Records:
________________________

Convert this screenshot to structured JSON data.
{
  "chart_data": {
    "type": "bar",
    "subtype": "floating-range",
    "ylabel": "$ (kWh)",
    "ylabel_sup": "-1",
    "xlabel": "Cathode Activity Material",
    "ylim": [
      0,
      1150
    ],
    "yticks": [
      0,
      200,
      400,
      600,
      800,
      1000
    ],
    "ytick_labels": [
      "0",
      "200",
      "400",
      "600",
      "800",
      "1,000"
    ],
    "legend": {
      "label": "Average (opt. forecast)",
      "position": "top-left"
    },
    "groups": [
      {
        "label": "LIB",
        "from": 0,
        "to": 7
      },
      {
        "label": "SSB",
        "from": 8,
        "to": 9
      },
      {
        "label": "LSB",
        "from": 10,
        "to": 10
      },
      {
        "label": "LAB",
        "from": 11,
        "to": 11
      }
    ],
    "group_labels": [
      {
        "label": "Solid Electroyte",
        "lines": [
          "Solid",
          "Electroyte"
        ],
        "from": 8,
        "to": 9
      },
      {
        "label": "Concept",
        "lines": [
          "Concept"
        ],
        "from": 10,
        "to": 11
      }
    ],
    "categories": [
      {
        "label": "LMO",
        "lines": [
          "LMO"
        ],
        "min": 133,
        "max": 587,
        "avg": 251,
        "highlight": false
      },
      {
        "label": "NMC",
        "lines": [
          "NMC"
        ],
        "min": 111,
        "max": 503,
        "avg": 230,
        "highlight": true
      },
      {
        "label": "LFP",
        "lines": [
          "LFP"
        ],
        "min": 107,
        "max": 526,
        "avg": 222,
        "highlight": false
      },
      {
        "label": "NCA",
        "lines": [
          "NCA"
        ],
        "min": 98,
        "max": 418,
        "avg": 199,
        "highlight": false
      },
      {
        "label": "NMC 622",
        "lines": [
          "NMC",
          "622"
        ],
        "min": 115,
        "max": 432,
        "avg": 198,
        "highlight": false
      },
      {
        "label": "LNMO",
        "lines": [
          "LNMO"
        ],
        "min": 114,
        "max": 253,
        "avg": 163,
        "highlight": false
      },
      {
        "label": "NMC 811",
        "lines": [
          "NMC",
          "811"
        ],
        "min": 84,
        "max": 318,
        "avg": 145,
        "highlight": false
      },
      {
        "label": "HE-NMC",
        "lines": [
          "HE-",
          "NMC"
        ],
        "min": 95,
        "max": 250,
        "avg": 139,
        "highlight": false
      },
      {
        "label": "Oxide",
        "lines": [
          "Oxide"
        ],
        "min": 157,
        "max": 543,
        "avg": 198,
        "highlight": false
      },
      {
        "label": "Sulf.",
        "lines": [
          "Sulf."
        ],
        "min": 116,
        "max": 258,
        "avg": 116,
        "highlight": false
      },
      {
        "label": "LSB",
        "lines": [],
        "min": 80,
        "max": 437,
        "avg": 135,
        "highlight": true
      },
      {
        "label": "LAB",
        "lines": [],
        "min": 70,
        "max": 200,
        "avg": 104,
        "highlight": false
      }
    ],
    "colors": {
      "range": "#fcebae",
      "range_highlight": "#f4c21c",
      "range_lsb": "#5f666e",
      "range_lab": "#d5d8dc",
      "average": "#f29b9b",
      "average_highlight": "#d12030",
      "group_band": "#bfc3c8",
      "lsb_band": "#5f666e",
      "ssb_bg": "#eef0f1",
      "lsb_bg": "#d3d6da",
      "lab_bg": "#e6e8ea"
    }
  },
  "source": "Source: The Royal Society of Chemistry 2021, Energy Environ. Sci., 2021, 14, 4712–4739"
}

________________________

## Job
Print the material once more, exactly.

## Task answer
Convert this screenshot to structured JSON data.
{
  "chart_data": {
    "type": "bar",
    "subtype": "floating-range",
    "ylabel": "$ (kWh)",
    "ylabel_sup": "-1",
    "xlabel": "Cathode Activity Material",
    "ylim": [
      0,
      1150
    ],
    "yticks": [
      0,
      200,
      400,
      600,
      800,
      1000
    ],
    "ytick_labels": [
      "0",
      "200",
      "400",
      "600",
      "800",
      "1,000"
    ],
    "legend": {
      "label": "Average (opt. forecast)",
      "position": "top-left"
    },
    "groups": [
      {
        "label": "LIB",
        "from": 0,
        "to": 7
      },
      {
        "label": "SSB",
        "from": 8,
        "to": 9
      },
      {
        "label": "LSB",
        "from": 10,
        "to": 10
      },
      {
        "label": "LAB",
        "from": 11,
        "to": 11
      }
    ],
    "group_labels": [
      {
        "label": "Solid Electroyte",
        "lines": [
          "Solid",
          "Electroyte"
        ],
        "from": 8,
        "to": 9
      },
      {
        "label": "Concept",
        "lines": [
          "Concept"
        ],
        "from": 10,
        "to": 11
      }
    ],
    "categories": [
      {
        "label": "LMO",
        "lines": [
          "LMO"
        ],
        "min": 133,
        "max": 587,
        "avg": 251,
        "highlight": false
      },
      {
        "label": "NMC",
        "lines": [
          "NMC"
        ],
        "min": 111,
        "max": 503,
        "avg": 230,
        "highlight": true
      },
      {
        "label": "LFP",
        "lines": [
          "LFP"
        ],
        "min": 107,
        "max": 526,
        "avg": 222,
        "highlight": false
      },
      {
        "label": "NCA",
        "lines": [
          "NCA"
        ],
        "min": 98,
        "max": 418,
        "avg": 199,
        "highlight": false
      },
      {
        "label": "NMC 622",
        "lines": [
          "NMC",
          "622"
        ],
        "min": 115,
        "max": 432,
        "avg": 198,
        "highlight": false
      },
      {
        "label": "LNMO",
        "lines": [
          "LNMO"
        ],
        "min": 114,
        "max": 253,
        "avg": 163,
        "highlight": false
      },
      {
        "label": "NMC 811",
        "lines": [
          "NMC",
          "811"
        ],
        "min": 84,
        "max": 318,
        "avg": 145,
        "highlight": false
      },
      {
        "label": "HE-NMC",
        "lines": [
          "HE-",
          "NMC"
        ],
        "min": 95,
        "max": 250,
        "avg": 139,
        "highlight": false
      },
      {
        "label": "Oxide",
        "lines": [
          "Oxide"
        ],
        "min": 157,
        "max": 543,
        "avg": 198,
        "highlight": false
      },
      {
        "label": "Sulf.",
        "lines": [
          "Sulf."
        ],
        "min": 116,
        "max": 258,
        "avg": 116,
        "highlight": false
      },
      {
        "label": "LSB",
        "lines": [],
        "min": 80,
        "max": 437,
        "avg": 135,
        "highlight": true
      },
      {
        "label": "LAB",
        "lines": [],
        "min": 70,
        "max": 200,
        "avg": 104,
        "highlight": false
      }
    ],
    "colors": {
      "range": "#fcebae",
      "range_highlight": "#f4c21c",
      "range_lsb": "#5f666e",
      "range_lab": "#d5d8dc",
      "average": "#f29b9b",
      "average_highlight": "#d12030",
      "group_band": "#bfc3c8",
      "lsb_band": "#5f666e",
      "ssb_bg": "#eef0f1",
      "lsb_bg": "#d3d6da",
      "lab_bg": "#e6e8ea"
    }
  },
  "source": "Source: The Royal Society of Chemistry 2021, Energy Environ. Sci., 2021, 14, 4712–4739"
}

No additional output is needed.